** TASK INSTRUCTIONS **
Below are the records; locate each line with the word "Adobe" and copy it.

Rows from a dataset:
*-*-*

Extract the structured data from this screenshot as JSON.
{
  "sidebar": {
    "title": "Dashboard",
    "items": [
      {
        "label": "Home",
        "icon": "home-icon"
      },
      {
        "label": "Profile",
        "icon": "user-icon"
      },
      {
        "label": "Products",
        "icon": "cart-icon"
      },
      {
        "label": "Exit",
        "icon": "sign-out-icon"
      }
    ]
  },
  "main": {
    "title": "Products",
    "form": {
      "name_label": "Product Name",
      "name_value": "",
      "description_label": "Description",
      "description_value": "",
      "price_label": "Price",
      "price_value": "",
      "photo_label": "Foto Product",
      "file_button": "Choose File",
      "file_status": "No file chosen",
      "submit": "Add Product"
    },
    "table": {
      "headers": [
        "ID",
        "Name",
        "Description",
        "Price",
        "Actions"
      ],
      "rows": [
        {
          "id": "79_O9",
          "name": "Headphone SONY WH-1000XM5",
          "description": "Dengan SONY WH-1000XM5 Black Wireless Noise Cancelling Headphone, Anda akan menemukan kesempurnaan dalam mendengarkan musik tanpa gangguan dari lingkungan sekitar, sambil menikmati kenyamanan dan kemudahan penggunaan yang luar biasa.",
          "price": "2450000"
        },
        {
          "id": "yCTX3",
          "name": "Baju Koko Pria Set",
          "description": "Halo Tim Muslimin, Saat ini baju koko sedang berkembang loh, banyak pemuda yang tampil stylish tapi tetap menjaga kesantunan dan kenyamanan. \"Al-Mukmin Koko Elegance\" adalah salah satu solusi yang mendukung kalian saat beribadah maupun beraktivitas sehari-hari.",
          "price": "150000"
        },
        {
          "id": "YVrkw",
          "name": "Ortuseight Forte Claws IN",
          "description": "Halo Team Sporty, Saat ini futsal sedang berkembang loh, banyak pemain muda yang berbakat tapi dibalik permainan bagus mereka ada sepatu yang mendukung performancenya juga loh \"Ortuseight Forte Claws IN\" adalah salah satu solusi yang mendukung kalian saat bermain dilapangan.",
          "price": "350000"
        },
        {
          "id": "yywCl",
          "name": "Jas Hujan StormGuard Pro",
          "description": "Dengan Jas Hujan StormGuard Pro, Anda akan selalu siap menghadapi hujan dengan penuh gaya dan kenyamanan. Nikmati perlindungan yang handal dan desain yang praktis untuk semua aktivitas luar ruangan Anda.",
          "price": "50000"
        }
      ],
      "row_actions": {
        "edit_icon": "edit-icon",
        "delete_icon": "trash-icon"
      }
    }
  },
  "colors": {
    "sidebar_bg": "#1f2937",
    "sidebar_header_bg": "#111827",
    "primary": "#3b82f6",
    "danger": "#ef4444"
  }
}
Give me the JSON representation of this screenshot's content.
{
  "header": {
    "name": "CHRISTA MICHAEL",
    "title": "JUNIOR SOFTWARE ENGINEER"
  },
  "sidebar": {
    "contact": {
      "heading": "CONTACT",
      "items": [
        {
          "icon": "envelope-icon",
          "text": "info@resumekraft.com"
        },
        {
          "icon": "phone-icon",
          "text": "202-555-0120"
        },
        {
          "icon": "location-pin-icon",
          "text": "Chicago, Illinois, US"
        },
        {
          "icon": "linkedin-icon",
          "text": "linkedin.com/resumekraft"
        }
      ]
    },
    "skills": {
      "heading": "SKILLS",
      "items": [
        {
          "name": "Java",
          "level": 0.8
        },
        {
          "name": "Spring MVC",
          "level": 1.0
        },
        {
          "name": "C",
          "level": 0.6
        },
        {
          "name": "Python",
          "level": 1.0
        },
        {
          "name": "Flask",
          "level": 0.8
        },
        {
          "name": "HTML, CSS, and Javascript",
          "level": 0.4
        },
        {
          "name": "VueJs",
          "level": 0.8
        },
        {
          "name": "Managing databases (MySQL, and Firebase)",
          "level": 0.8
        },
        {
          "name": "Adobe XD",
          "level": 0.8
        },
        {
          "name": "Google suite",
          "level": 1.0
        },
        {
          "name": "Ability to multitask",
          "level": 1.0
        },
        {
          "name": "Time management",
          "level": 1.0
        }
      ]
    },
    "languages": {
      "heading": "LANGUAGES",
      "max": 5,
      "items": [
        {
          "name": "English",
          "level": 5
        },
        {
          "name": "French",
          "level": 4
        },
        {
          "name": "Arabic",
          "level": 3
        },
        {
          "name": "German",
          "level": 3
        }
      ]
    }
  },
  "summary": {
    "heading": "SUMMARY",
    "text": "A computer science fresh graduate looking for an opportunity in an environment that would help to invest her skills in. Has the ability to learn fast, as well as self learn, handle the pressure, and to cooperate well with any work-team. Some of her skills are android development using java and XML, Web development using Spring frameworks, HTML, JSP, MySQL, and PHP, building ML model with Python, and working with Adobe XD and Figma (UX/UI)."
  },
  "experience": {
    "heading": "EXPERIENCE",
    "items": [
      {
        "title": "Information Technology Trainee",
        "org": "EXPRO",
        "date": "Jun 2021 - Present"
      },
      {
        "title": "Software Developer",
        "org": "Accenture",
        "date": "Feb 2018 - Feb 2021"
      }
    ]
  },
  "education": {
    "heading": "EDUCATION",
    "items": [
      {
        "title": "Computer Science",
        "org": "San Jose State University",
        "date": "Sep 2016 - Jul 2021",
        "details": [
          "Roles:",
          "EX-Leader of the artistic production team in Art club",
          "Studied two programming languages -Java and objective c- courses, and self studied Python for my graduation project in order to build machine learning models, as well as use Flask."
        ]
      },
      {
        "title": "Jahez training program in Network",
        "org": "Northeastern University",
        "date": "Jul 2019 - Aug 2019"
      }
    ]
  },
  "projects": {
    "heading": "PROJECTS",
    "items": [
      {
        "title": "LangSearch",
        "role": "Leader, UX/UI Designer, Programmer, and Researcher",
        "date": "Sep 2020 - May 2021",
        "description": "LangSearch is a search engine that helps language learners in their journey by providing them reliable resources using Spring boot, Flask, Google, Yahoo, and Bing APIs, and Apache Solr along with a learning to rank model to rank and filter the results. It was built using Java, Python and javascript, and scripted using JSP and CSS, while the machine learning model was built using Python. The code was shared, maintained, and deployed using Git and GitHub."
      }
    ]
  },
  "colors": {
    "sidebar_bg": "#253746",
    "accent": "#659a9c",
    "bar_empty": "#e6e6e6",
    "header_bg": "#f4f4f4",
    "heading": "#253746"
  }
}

*-*-*

** RESULT **
          "name": "Adobe XD",
    "text": "A computer science fresh graduate looking for an opportunity in an environment that would help to invest her skills in. Has the ability to learn fast, as well as self learn, handle the pressure, and to cooperate well with any work-team. Some of her skills are android development using java and XML, Web development using Spring frameworks, HTML, JSP, MySQL, and PHP, building ML model with Python, and working with Adobe XD and Figma (UX/UI)."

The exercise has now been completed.